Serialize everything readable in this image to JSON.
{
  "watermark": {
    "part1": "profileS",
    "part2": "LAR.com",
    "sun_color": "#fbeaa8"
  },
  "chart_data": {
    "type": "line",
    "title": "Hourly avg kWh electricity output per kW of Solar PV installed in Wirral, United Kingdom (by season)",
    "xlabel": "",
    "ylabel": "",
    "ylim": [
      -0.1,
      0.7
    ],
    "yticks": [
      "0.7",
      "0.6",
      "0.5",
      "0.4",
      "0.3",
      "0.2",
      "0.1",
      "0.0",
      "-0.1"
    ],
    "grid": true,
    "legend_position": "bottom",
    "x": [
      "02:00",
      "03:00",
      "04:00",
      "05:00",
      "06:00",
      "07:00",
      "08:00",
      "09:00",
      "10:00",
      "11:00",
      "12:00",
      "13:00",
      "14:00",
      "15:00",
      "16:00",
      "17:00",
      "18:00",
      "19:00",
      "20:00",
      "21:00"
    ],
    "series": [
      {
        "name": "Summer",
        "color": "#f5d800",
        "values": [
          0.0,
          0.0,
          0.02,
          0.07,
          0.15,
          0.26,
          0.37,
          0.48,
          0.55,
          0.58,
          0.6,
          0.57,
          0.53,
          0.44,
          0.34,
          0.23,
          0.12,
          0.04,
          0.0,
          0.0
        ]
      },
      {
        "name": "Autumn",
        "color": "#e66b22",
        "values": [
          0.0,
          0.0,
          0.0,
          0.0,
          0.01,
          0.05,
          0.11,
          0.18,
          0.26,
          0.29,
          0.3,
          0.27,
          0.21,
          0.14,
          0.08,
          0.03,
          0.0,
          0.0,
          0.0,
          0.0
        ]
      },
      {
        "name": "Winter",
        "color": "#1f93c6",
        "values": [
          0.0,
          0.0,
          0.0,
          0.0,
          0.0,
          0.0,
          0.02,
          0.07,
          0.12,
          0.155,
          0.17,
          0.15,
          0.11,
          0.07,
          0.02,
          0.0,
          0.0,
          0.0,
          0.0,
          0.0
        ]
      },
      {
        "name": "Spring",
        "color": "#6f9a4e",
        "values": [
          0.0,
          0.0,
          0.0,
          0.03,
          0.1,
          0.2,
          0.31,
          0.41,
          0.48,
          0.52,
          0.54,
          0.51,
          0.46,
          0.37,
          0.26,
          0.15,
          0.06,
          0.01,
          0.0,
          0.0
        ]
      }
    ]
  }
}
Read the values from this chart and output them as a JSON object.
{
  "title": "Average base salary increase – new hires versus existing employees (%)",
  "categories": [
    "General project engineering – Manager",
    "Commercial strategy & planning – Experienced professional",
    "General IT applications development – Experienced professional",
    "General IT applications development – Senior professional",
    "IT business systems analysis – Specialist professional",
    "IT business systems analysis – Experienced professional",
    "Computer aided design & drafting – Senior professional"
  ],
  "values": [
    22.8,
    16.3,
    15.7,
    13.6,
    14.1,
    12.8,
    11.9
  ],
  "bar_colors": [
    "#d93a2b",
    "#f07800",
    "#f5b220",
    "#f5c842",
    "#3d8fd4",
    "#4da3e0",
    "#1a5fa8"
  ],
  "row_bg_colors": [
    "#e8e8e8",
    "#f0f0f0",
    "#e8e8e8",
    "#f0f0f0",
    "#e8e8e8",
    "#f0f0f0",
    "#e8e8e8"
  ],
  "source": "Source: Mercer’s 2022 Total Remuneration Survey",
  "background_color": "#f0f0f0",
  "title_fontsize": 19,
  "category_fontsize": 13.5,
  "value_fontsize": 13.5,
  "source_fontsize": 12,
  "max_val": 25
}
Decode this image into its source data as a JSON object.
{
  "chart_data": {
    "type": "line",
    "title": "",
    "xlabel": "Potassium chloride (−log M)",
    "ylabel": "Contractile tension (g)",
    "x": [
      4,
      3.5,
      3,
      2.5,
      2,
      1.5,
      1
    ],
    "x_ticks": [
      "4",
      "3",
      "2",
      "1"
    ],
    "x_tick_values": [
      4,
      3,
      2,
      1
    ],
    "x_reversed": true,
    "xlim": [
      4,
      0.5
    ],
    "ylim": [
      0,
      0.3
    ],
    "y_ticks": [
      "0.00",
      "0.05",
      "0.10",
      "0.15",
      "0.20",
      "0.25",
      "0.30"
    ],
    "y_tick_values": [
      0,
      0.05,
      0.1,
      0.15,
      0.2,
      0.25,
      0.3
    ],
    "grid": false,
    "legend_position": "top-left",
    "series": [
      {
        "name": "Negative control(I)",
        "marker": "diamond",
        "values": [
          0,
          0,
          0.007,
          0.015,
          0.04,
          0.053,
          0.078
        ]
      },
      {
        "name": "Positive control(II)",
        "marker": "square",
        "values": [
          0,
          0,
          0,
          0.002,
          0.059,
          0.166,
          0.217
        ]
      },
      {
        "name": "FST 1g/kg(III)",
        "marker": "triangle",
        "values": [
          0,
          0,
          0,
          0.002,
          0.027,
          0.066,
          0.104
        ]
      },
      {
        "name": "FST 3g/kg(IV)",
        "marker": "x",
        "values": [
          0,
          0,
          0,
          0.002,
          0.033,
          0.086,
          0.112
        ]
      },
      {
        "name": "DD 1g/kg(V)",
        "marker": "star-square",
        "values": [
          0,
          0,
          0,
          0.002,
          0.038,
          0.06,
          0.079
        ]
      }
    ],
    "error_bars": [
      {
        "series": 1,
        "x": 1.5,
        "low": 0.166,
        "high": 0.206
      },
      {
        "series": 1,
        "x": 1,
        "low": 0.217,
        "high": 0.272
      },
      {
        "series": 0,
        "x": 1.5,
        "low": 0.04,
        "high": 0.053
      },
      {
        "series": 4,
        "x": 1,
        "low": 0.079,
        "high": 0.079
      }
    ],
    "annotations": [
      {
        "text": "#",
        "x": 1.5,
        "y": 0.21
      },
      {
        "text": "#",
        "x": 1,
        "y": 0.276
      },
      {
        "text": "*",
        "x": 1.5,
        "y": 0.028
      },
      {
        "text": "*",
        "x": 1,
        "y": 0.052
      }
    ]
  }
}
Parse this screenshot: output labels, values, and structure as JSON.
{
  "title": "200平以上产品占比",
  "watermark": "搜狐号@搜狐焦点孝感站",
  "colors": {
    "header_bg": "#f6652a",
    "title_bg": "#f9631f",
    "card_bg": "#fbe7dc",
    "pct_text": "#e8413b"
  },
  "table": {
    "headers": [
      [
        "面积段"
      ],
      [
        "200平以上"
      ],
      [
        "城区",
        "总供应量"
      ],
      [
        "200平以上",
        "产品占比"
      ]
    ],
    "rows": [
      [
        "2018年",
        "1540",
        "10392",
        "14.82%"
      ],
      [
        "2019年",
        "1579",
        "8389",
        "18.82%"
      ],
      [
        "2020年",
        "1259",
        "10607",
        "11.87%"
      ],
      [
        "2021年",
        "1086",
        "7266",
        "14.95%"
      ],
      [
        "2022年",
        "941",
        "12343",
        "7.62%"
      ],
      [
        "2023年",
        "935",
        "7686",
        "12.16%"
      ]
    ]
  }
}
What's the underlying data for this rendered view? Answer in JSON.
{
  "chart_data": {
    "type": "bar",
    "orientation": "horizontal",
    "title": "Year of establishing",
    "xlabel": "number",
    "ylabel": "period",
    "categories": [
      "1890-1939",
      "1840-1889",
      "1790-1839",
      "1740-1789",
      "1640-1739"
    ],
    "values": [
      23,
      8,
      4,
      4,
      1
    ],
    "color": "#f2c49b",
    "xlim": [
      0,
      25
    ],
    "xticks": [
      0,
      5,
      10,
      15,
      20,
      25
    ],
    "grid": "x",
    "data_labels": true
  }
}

----

Return each line of the data exactly as written above.

▸ SOLUTION TO THIS PROBLEM
Serialize everything readable in this image to JSON.
{
  "watermark": {
    "part1": "profileS",
    "part2": "LAR.com",
    "sun_color": "#fbeaa8"
  },
  "chart_data": {
    "type": "line",
    "title": "Hourly avg kWh electricity output per kW of Solar PV installed in Wirral, United Kingdom (by season)",
    "xlabel": "",
    "ylabel": "",
    "ylim": [
      -0.1,
      0.7
    ],
    "yticks": [
      "0.7",
      "0.6",
      "0.5",
      "0.4",
      "0.3",
      "0.2",
      "0.1",
      "0.0",
      "-0.1"
    ],
    "grid": true,
    "legend_position": "bottom",
    "x": [
      "02:00",
      "03:00",
      "04:00",
      "05:00",
      "06:00",
      "07:00",
      "08:00",
      "09:00",
      "10:00",
      "11:00",
      "12:00",
      "13:00",
      "14:00",
      "15:00",
      "16:00",
      "17:00",
      "18:00",
      "19:00",
      "20:00",
      "21:00"
    ],
    "series": [
      {
        "name": "Summer",
        "color": "#f5d800",
        "values": [
          0.0,
          0.0,
          0.02,
          0.07,
          0.15,
          0.26,
          0.37,
          0.48,
          0.55,
          0.58,
          0.6,
          0.57,
          0.53,
          0.44,
          0.34,
          0.23,
          0.12,
          0.04,
          0.0,
          0.0
        ]
      },
      {
        "name": "Autumn",
        "color": "#e66b22",
        "values": [
          0.0,
          0.0,
          0.0,
          0.0,
          0.01,
          0.05,
          0.11,
          0.18,
          0.26,
          0.29,
          0.3,
          0.27,
          0.21,
          0.14,
          0.08,
          0.03,
          0.0,
          0.0,
          0.0,
          0.0
        ]
      },
      {
        "name": "Winter",
        "color": "#1f93c6",
        "values": [
          0.0,
          0.0,
          0.0,
          0.0,
          0.0,
          0.0,
          0.02,
          0.07,
          0.12,
          0.155,
          0.17,
          0.15,
          0.11,
          0.07,
          0.02,
          0.0,
          0.0,
          0.0,
          0.0,
          0.0
        ]
      },
      {
        "name": "Spring",
        "color": "#6f9a4e",
        "values": [
          0.0,
          0.0,
          0.0,
          0.03,
          0.1,
          0.2,
          0.31,
          0.41,
          0.48,
          0.52,
          0.54,
          0.51,
          0.46,
          0.37,
          0.26,
          0.15,
          0.06,
          0.01,
          0.0,
          0.0
        ]
      }
    ]
  }
}
Read the values from this chart and output them as a JSON object.
{
  "title": "Average base salary increase – new hires versus existing employees (%)",
  "categories": [
    "General project engineering – Manager",
    "Commercial strategy & planning – Experienced professional",
    "General IT applications development – Experienced professional",
    "General IT applications development – Senior professional",
    "IT business systems analysis – Specialist professional",
    "IT business systems analysis – Experienced professional",
    "Computer aided design & drafting – Senior professional"
  ],
  "values": [
    22.8,
    16.3,
    15.7,
    13.6,
    14.1,
    12.8,
    11.9
  ],
  "bar_colors": [
    "#d93a2b",
    "#f07800",
    "#f5b220",
    "#f5c842",
    "#3d8fd4",
    "#4da3e0",
    "#1a5fa8"
  ],
  "row_bg_colors": [
    "#e8e8e8",
    "#f0f0f0",
    "#e8e8e8",
    "#f0f0f0",
    "#e8e8e8",
    "#f0f0f0",
    "#e8e8e8"
  ],
  "source": "Source: Mercer’s 2022 Total Remuneration Survey",
  "background_color": "#f0f0f0",
  "title_fontsize": 19,
  "category_fontsize": 13.5,
  "value_fontsize": 13.5,
  "source_fontsize": 12,
  "max_val": 25
}
Decode this image into its source data as a JSON object.
{
  "chart_data": {
    "type": "line",
    "title": "",
    "xlabel": "Potassium chloride (−log M)",
    "ylabel": "Contractile tension (g)",
    "x": [
      4,
      3.5,
      3,
      2.5,
      2,
      1.5,
      1
    ],
    "x_ticks": [
      "4",
      "3",
      "2",
      "1"
    ],
    "x_tick_values": [
      4,
      3,
      2,
      1
    ],
    "x_reversed": true,
    "xlim": [
      4,
      0.5
    ],
    "ylim": [
      0,
      0.3
    ],
    "y_ticks": [
      "0.00",
      "0.05",
      "0.10",
      "0.15",
      "0.20",
      "0.25",
      "0.30"
    ],
    "y_tick_values": [
      0,
      0.05,
      0.1,
      0.15,
      0.2,
      0.25,
      0.3
    ],
    "grid": false,
    "legend_position": "top-left",
    "series": [
      {
        "name": "Negative control(I)",
        "marker": "diamond",
        "values": [
          0,
          0,
          0.007,
          0.015,
          0.04,
          0.053,
          0.078
        ]
      },
      {
        "name": "Positive control(II)",
        "marker": "square",
        "values": [
          0,
          0,
          0,
          0.002,
          0.059,
          0.166,
          0.217
        ]
      },
      {
        "name": "FST 1g/kg(III)",
        "marker": "triangle",
        "values": [
          0,
          0,
          0,
          0.002,
          0.027,
          0.066,
          0.104
        ]
      },
      {
        "name": "FST 3g/kg(IV)",
        "marker": "x",
        "values": [
          0,
          0,
          0,
          0.002,
          0.033,
          0.086,
          0.112
        ]
      },
      {
        "name": "DD 1g/kg(V)",
        "marker": "star-square",
        "values": [
          0,
          0,
          0,
          0.002,
          0.038,
          0.06,
          0.079
        ]
      }
    ],
    "error_bars": [
      {
        "series": 1,
        "x": 1.5,
        "low": 0.166,
        "high": 0.206
      },
      {
        "series": 1,
        "x": 1,
        "low": 0.217,
        "high": 0.272
      },
      {
        "series": 0,
        "x": 1.5,
        "low": 0.04,
        "high": 0.053
      },
      {
        "series": 4,
        "x": 1,
        "low": 0.079,
        "high": 0.079
      }
    ],
    "annotations": [
      {
        "text": "#",
        "x": 1.5,
        "y": 0.21
      },
      {
        "text": "#",
        "x": 1,
        "y": 0.276
      },
      {
        "text": "*",
        "x": 1.5,
        "y": 0.028
      },
      {
        "text": "*",
        "x": 1,
        "y": 0.052
      }
    ]
  }
}
Parse this screenshot: output labels, values, and structure as JSON.
{
  "title": "200平以上产品占比",
  "watermark": "搜狐号@搜狐焦点孝感站",
  "colors": {
    "header_bg": "#f6652a",
    "title_bg": "#f9631f",
    "card_bg": "#fbe7dc",
    "pct_text": "#e8413b"
  },
  "table": {
    "headers": [
      [
        "面积段"
      ],
      [
        "200平以上"
      ],
      [
        "城区",
        "总供应量"
      ],
      [
        "200平以上",
        "产品占比"
      ]
    ],
    "rows": [
      [
        "2018年",
        "1540",
        "10392",
        "14.82%"
      ],
      [
        "2019年",
        "1579",
        "8389",
        "18.82%"
      ],
      [
        "2020年",
        "1259",
        "10607",
        "11.87%"
      ],
      [
        "2021年",
        "1086",
        "7266",
        "14.95%"
      ],
      [
        "2022年",
        "941",
        "12343",
        "7.62%"
      ],
      [
        "2023年",
        "935",
        "7686",
        "12.16%"
      ]
    ]
  }
}
What's the underlying data for this rendered view? Answer in JSON.
{
  "chart_data": {
    "type": "bar",
    "orientation": "horizontal",
    "title": "Year of establishing",
    "xlabel": "number",
    "ylabel": "period",
    "categories": [
      "1890-1939",
      "1840-1889",
      "1790-1839",
      "1740-1789",
      "1640-1739"
    ],
    "values": [
      23,
      8,
      4,
      4,
      1
    ],
    "color": "#f2c49b",
    "xlim": [
      0,
      25
    ],
    "xticks": [
      0,
      5,
      10,
      15,
      20,
      25
    ],
    "grid": "x",
    "data_labels": true
  }
}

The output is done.